EXERCISE DESCRIPTION
Rewrite the items below with "Localize" changed to "Locate" everywhere and everything else left as is. Leave the pictures out of your answer.

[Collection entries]
########

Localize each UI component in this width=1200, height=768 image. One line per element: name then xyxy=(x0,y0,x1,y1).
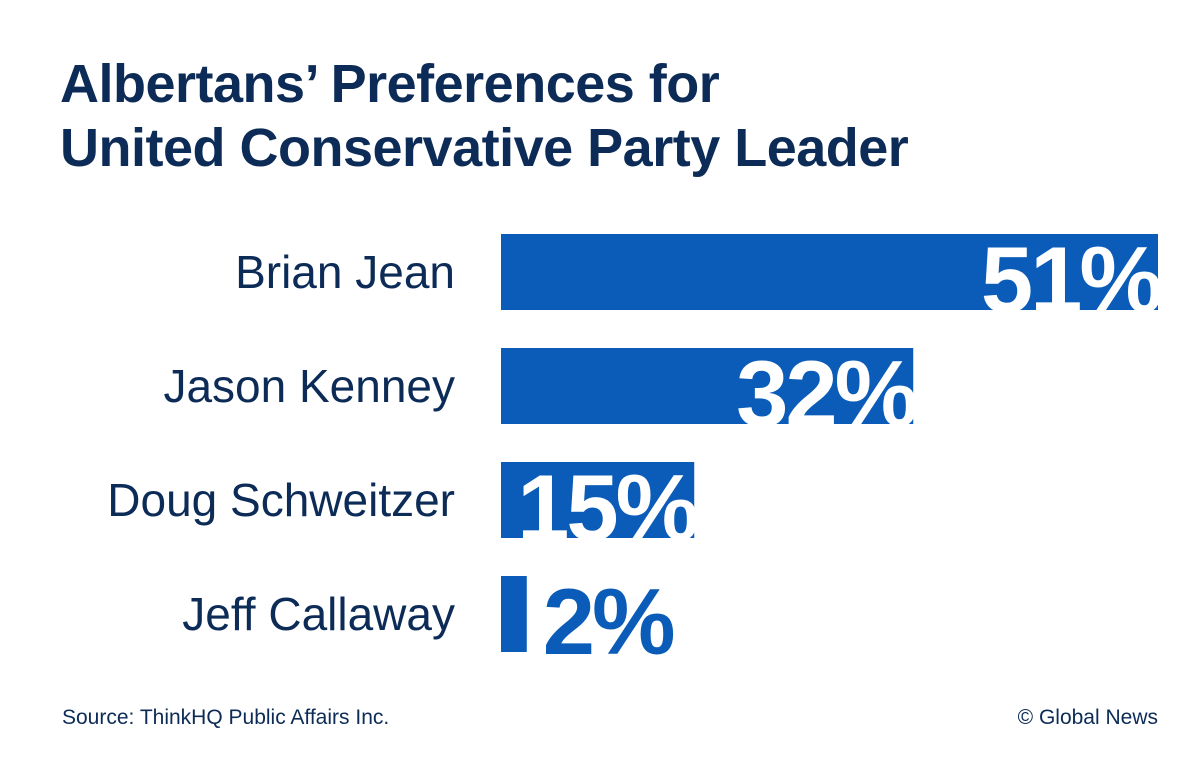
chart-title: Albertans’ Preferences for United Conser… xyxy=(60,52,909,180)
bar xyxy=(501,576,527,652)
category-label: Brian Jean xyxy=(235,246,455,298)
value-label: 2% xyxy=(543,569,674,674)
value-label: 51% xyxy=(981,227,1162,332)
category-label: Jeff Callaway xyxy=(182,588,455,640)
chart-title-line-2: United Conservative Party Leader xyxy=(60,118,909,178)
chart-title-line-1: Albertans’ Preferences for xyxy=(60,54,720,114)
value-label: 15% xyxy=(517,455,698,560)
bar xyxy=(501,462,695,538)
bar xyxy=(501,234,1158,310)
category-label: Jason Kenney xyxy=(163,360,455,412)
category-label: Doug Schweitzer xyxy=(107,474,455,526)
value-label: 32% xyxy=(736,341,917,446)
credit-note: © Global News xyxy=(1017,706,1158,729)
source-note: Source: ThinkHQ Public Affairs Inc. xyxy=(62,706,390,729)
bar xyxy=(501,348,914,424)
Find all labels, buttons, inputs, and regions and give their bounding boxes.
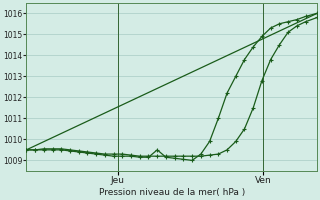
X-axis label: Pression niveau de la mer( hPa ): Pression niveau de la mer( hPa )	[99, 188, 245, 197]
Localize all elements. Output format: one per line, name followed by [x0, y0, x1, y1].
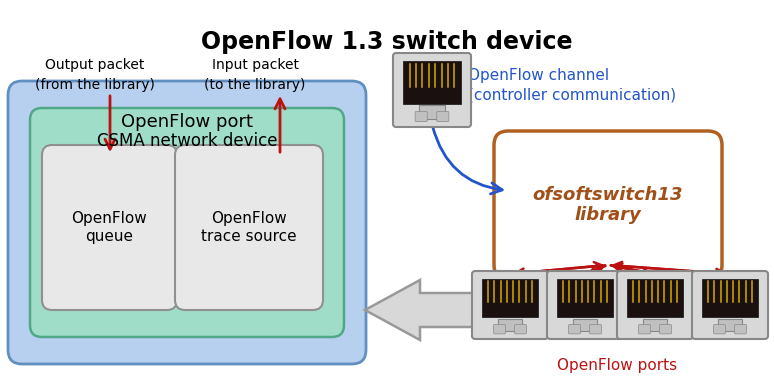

########

COMPLETED TASK
Locate each UI component in this width=1200, height=768 image. One line per element: name then xyxy=(x0,y0,x1,y1).
chart-title: Albertans’ Preferences for United Conser… xyxy=(60,52,909,180)
bar xyxy=(501,576,527,652)
category-label: Brian Jean xyxy=(235,246,455,298)
value-label: 2% xyxy=(543,569,674,674)
value-label: 51% xyxy=(981,227,1162,332)
category-label: Jeff Callaway xyxy=(182,588,455,640)
chart-title-line-2: United Conservative Party Leader xyxy=(60,118,909,178)
chart-title-line-1: Albertans’ Preferences for xyxy=(60,54,720,114)
value-label: 15% xyxy=(517,455,698,560)
bar xyxy=(501,462,695,538)
bar xyxy=(501,234,1158,310)
category-label: Jason Kenney xyxy=(163,360,455,412)
category-label: Doug Schweitzer xyxy=(107,474,455,526)
value-label: 32% xyxy=(736,341,917,446)
credit-note: © Global News xyxy=(1017,706,1158,729)
source-note: Source: ThinkHQ Public Affairs Inc. xyxy=(62,706,390,729)
bar xyxy=(501,348,914,424)
Find all labels, buttons, inputs, and regions and give their bounding boxes.
X-axis label: Pression niveau de la mer( hPa ): Pression niveau de la mer( hPa )	[99, 188, 245, 197]
Locate all elements. Output format: one per line, name followed by [x0, y0, x1, y1].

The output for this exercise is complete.